EXERCISE DIRECTIONS -> Do not carry the pictures over; copy every other part of the entries exactly.

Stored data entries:
%%
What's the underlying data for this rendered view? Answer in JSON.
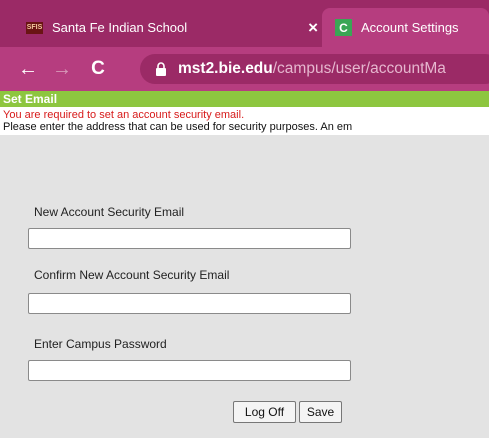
{
  "browser": {
    "tabs": [
      {
        "favicon_text": "SFIS",
        "title": "Santa Fe Indian School",
        "close_glyph": "×"
      },
      {
        "favicon_text": "C",
        "title": "Account Settings"
      }
    ],
    "nav": {
      "back_icon": "←",
      "forward_icon": "→",
      "reload_icon": "C"
    },
    "url_host": "mst2.bie.edu",
    "url_path": "/campus/user/accountMa"
  },
  "page": {
    "header": "Set Email",
    "error_message": "You are required to set an account security email.",
    "info_message": "Please enter the address that can be used for security purposes. An em",
    "fields": [
      {
        "label": "New Account Security Email",
        "value": ""
      },
      {
        "label": "Confirm New Account Security Email",
        "value": ""
      },
      {
        "label": "Enter Campus Password",
        "value": ""
      }
    ],
    "buttons": {
      "logoff": "Log Off",
      "save": "Save"
    }
  },
  "colors": {
    "browser_frame": "#9b2a66",
    "active_tab": "#b63d7f",
    "header_green": "#8dc63f",
    "error_red": "#d71a1a"
  }
}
%%
EXERCISE RESPONSE ->
What's the underlying data for this rendered view? Answer in JSON.
{
  "browser": {
    "tabs": [
      {
        "favicon_text": "SFIS",
        "title": "Santa Fe Indian School",
        "close_glyph": "×"
      },
      {
        "favicon_text": "C",
        "title": "Account Settings"
      }
    ],
    "nav": {
      "back_icon": "←",
      "forward_icon": "→",
      "reload_icon": "C"
    },
    "url_host": "mst2.bie.edu",
    "url_path": "/campus/user/accountMa"
  },
  "page": {
    "header": "Set Email",
    "error_message": "You are required to set an account security email.",
    "info_message": "Please enter the address that can be used for security purposes. An em",
    "fields": [
      {
        "label": "New Account Security Email",
        "value": ""
      },
      {
        "label": "Confirm New Account Security Email",
        "value": ""
      },
      {
        "label": "Enter Campus Password",
        "value": ""
      }
    ],
    "buttons": {
      "logoff": "Log Off",
      "save": "Save"
    }
  },
  "colors": {
    "browser_frame": "#9b2a66",
    "active_tab": "#b63d7f",
    "header_green": "#8dc63f",
    "error_red": "#d71a1a"
  }
}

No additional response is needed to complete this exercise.